> Supplied material:

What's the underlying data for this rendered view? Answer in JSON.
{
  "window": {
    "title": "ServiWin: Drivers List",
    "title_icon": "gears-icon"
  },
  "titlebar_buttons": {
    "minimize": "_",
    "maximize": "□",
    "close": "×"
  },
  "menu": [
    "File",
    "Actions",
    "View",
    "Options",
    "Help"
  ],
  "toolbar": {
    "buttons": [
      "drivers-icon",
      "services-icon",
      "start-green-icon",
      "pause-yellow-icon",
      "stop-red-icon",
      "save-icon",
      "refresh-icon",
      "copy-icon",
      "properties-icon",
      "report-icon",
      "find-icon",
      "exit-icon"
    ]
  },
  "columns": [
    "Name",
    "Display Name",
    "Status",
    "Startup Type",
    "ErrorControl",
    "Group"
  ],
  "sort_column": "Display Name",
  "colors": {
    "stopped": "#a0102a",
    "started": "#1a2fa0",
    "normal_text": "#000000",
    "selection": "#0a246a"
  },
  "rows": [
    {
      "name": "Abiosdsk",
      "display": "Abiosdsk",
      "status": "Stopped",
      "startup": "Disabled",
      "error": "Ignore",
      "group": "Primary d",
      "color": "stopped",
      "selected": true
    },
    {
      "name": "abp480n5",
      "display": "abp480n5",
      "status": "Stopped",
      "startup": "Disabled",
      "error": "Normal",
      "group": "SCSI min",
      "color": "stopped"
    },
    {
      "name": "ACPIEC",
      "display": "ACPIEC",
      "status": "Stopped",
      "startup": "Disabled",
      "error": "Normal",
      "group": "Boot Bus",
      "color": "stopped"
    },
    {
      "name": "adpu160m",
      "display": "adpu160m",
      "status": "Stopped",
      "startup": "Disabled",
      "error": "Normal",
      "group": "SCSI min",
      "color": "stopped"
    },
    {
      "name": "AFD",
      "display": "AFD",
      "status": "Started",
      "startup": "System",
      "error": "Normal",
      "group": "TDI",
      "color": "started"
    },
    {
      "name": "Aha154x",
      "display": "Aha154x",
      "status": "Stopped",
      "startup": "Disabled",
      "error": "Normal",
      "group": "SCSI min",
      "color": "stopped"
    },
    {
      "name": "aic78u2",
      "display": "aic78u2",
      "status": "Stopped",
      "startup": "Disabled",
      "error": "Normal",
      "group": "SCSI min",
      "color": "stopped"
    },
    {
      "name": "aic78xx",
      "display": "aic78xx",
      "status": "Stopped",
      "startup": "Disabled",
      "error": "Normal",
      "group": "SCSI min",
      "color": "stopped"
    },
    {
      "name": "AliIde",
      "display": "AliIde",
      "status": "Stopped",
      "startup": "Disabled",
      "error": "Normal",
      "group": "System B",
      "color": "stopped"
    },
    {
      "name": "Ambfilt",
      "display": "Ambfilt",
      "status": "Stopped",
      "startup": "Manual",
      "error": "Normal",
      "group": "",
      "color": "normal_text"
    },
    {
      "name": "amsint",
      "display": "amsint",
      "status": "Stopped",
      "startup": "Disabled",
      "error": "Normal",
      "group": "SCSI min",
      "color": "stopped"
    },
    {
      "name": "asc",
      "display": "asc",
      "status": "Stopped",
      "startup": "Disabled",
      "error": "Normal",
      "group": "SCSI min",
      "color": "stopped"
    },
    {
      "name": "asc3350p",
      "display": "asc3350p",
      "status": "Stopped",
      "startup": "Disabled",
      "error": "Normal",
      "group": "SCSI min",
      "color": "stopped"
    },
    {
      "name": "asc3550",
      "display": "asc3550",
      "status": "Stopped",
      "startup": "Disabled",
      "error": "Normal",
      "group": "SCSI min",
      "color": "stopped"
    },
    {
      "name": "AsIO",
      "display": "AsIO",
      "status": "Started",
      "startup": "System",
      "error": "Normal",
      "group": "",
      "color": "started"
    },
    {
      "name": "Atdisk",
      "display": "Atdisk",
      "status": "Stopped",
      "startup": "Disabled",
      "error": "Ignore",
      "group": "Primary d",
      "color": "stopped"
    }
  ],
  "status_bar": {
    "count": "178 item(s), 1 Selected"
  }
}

> Request:
Output the listing above word for word.

> Task output:
What's the underlying data for this rendered view? Answer in JSON.
{
  "window": {
    "title": "ServiWin: Drivers List",
    "title_icon": "gears-icon"
  },
  "titlebar_buttons": {
    "minimize": "_",
    "maximize": "□",
    "close": "×"
  },
  "menu": [
    "File",
    "Actions",
    "View",
    "Options",
    "Help"
  ],
  "toolbar": {
    "buttons": [
      "drivers-icon",
      "services-icon",
      "start-green-icon",
      "pause-yellow-icon",
      "stop-red-icon",
      "save-icon",
      "refresh-icon",
      "copy-icon",
      "properties-icon",
      "report-icon",
      "find-icon",
      "exit-icon"
    ]
  },
  "columns": [
    "Name",
    "Display Name",
    "Status",
    "Startup Type",
    "ErrorControl",
    "Group"
  ],
  "sort_column": "Display Name",
  "colors": {
    "stopped": "#a0102a",
    "started": "#1a2fa0",
    "normal_text": "#000000",
    "selection": "#0a246a"
  },
  "rows": [
    {
      "name": "Abiosdsk",
      "display": "Abiosdsk",
      "status": "Stopped",
      "startup": "Disabled",
      "error": "Ignore",
      "group": "Primary d",
      "color": "stopped",
      "selected": true
    },
    {
      "name": "abp480n5",
      "display": "abp480n5",
      "status": "Stopped",
      "startup": "Disabled",
      "error": "Normal",
      "group": "SCSI min",
      "color": "stopped"
    },
    {
      "name": "ACPIEC",
      "display": "ACPIEC",
      "status": "Stopped",
      "startup": "Disabled",
      "error": "Normal",
      "group": "Boot Bus",
      "color": "stopped"
    },
    {
      "name": "adpu160m",
      "display": "adpu160m",
      "status": "Stopped",
      "startup": "Disabled",
      "error": "Normal",
      "group": "SCSI min",
      "color": "stopped"
    },
    {
      "name": "AFD",
      "display": "AFD",
      "status": "Started",
      "startup": "System",
      "error": "Normal",
      "group": "TDI",
      "color": "started"
    },
    {
      "name": "Aha154x",
      "display": "Aha154x",
      "status": "Stopped",
      "startup": "Disabled",
      "error": "Normal",
      "group": "SCSI min",
      "color": "stopped"
    },
    {
      "name": "aic78u2",
      "display": "aic78u2",
      "status": "Stopped",
      "startup": "Disabled",
      "error": "Normal",
      "group": "SCSI min",
      "color": "stopped"
    },
    {
      "name": "aic78xx",
      "display": "aic78xx",
      "status": "Stopped",
      "startup": "Disabled",
      "error": "Normal",
      "group": "SCSI min",
      "color": "stopped"
    },
    {
      "name": "AliIde",
      "display": "AliIde",
      "status": "Stopped",
      "startup": "Disabled",
      "error": "Normal",
      "group": "System B",
      "color": "stopped"
    },
    {
      "name": "Ambfilt",
      "display": "Ambfilt",
      "status": "Stopped",
      "startup": "Manual",
      "error": "Normal",
      "group": "",
      "color": "normal_text"
    },
    {
      "name": "amsint",
      "display": "amsint",
      "status": "Stopped",
      "startup": "Disabled",
      "error": "Normal",
      "group": "SCSI min",
      "color": "stopped"
    },
    {
      "name": "asc",
      "display": "asc",
      "status": "Stopped",
      "startup": "Disabled",
      "error": "Normal",
      "group": "SCSI min",
      "color": "stopped"
    },
    {
      "name": "asc3350p",
      "display": "asc3350p",
      "status": "Stopped",
      "startup": "Disabled",
      "error": "Normal",
      "group": "SCSI min",
      "color": "stopped"
    },
    {
      "name": "asc3550",
      "display": "asc3550",
      "status": "Stopped",
      "startup": "Disabled",
      "error": "Normal",
      "group": "SCSI min",
      "color": "stopped"
    },
    {
      "name": "AsIO",
      "display": "AsIO",
      "status": "Started",
      "startup": "System",
      "error": "Normal",
      "group": "",
      "color": "started"
    },
    {
      "name": "Atdisk",
      "display": "Atdisk",
      "status": "Stopped",
      "startup": "Disabled",
      "error": "Ignore",
      "group": "Primary d",
      "color": "stopped"
    }
  ],
  "status_bar": {
    "count": "178 item(s), 1 Selected"
  }
}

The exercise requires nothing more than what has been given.